:: Written instruction ::
Gather all lines in the entries below that include the word "header".
** BEGIN Data supplied **
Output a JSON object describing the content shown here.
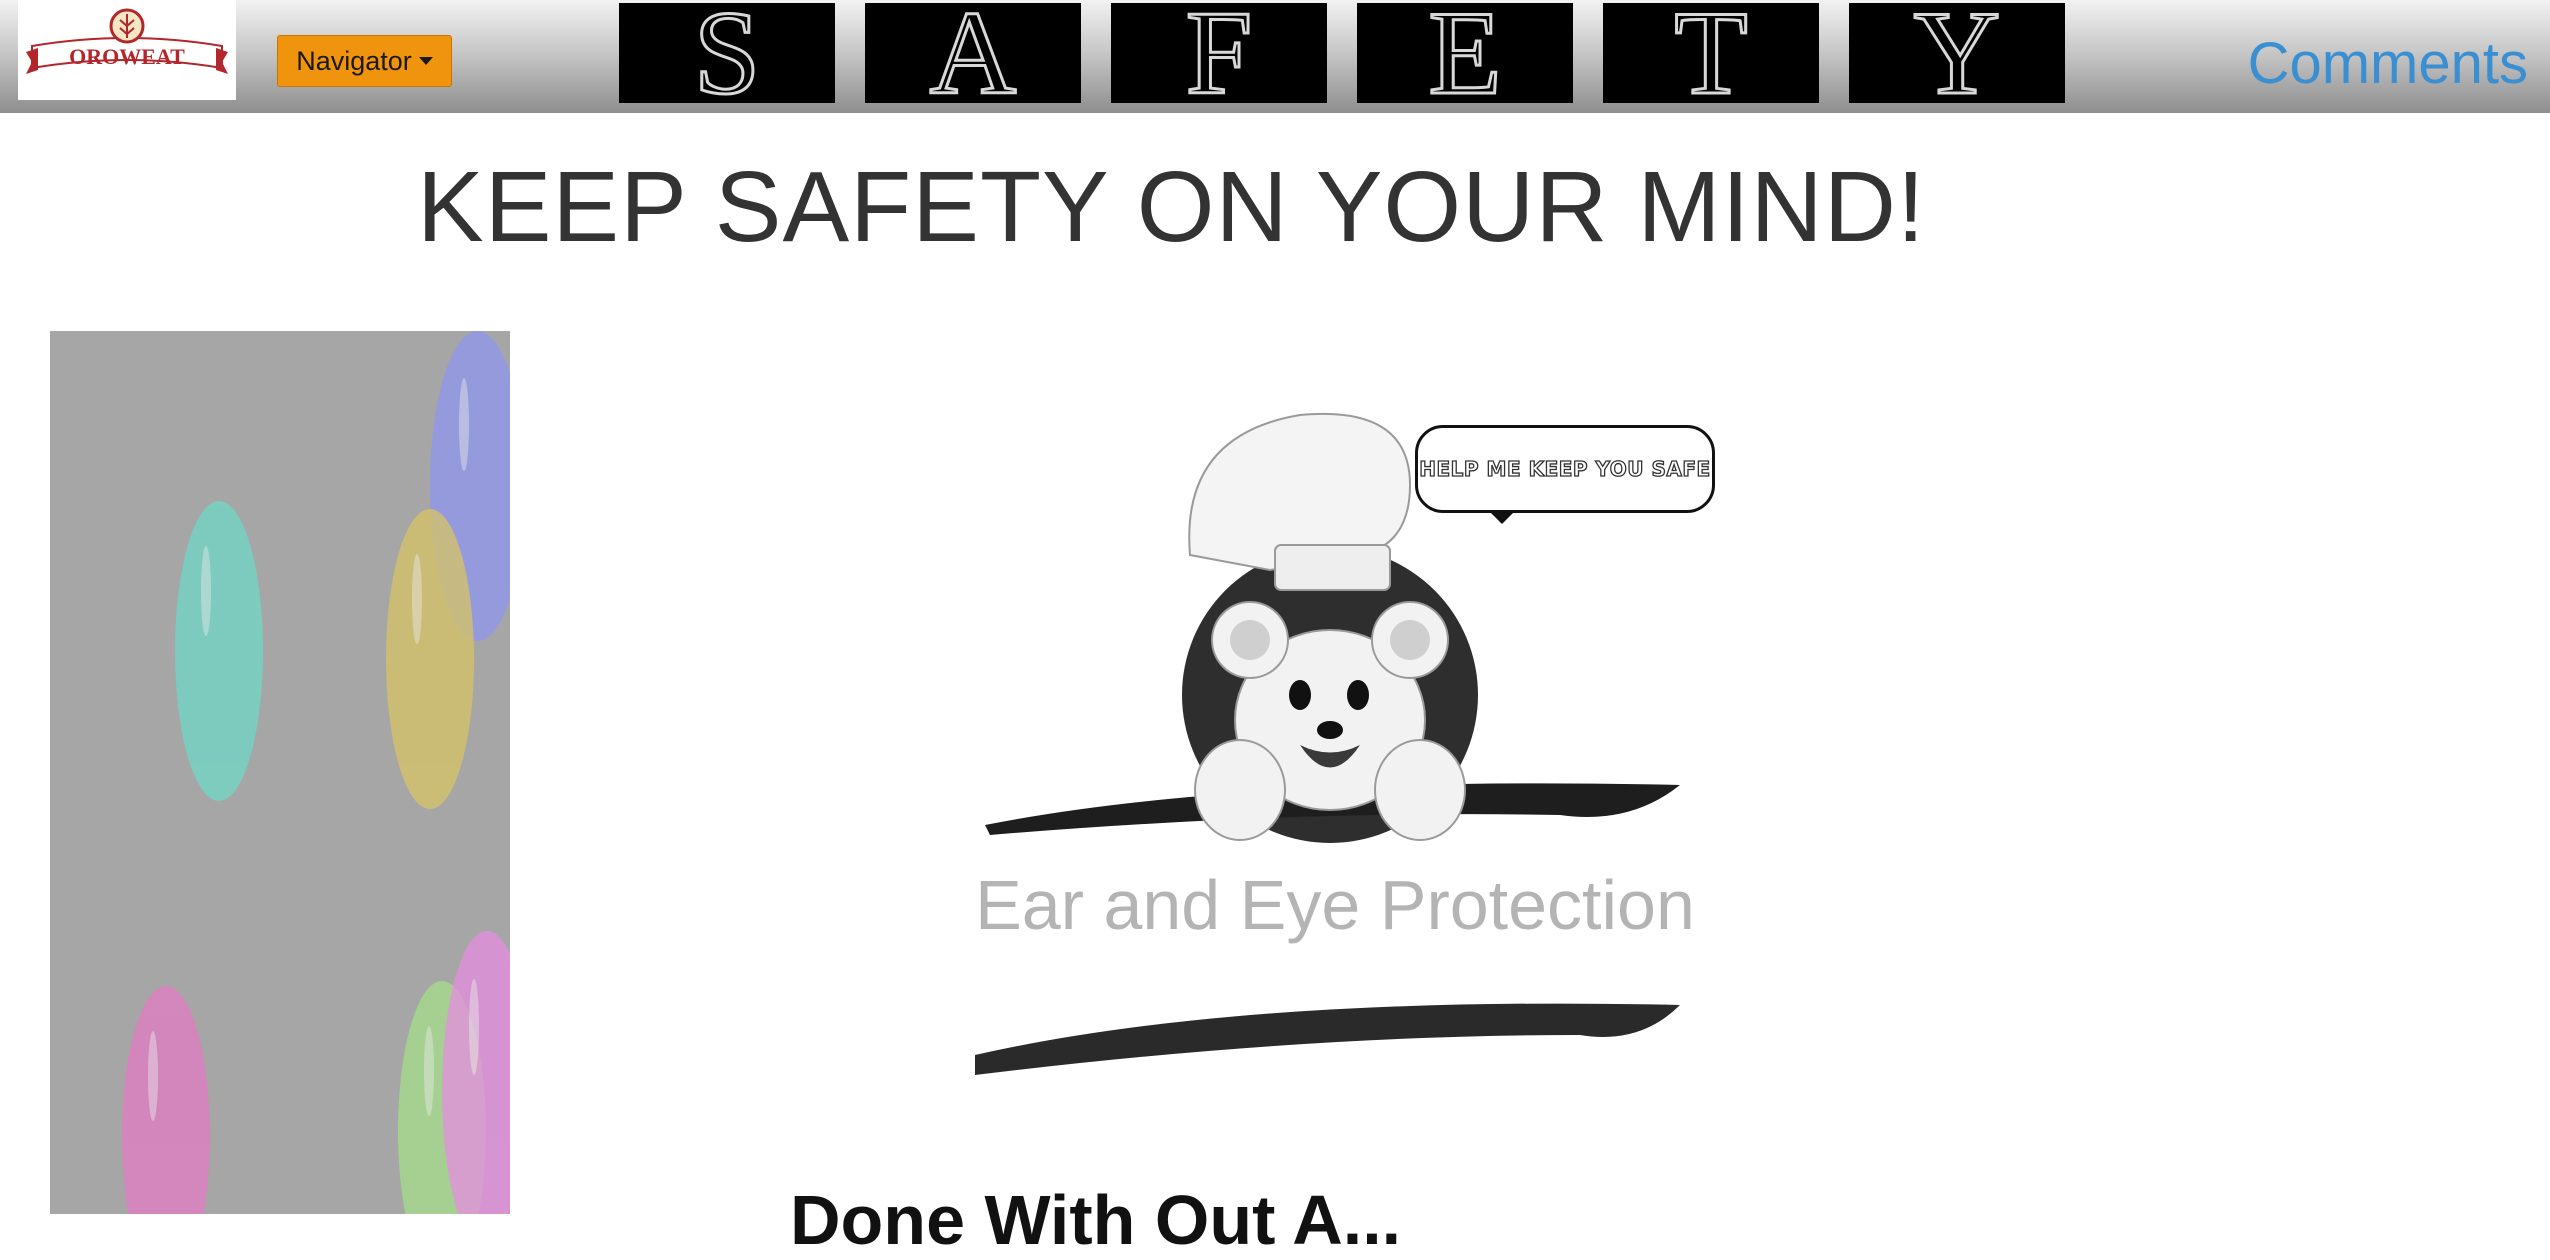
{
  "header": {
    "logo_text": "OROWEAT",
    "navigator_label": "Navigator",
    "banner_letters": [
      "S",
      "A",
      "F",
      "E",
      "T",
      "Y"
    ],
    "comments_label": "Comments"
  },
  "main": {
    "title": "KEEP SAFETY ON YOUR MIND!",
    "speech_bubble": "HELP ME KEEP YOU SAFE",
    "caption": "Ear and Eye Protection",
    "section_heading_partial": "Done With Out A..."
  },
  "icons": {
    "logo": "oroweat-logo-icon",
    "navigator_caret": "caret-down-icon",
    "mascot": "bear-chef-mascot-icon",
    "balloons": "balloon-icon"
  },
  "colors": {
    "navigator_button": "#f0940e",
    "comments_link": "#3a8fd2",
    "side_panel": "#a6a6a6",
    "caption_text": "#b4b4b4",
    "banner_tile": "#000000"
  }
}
** END Data supplied **
** BEGIN Data supplied **
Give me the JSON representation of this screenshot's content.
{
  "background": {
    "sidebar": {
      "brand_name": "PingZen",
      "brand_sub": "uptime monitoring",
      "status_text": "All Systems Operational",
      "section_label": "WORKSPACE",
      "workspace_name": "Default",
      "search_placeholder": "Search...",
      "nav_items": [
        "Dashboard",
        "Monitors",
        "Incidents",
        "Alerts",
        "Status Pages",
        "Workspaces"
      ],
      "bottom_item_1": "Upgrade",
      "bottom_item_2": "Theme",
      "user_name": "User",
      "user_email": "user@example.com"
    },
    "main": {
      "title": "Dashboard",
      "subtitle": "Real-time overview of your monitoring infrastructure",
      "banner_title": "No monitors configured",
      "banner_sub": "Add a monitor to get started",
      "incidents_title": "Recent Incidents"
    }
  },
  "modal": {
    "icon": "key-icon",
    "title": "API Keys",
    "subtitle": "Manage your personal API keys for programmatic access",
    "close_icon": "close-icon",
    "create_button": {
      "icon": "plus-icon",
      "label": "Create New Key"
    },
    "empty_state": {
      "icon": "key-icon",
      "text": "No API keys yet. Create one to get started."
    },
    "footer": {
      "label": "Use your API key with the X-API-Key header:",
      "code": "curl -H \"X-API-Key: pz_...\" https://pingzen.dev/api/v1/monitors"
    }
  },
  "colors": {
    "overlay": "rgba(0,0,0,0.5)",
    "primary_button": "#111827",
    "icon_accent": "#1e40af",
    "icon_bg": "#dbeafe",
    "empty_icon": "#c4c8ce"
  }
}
** END Data supplied **
:: Solution to this exercise ::
  "header": {
      "label": "Use your API key with the X-API-Key header:",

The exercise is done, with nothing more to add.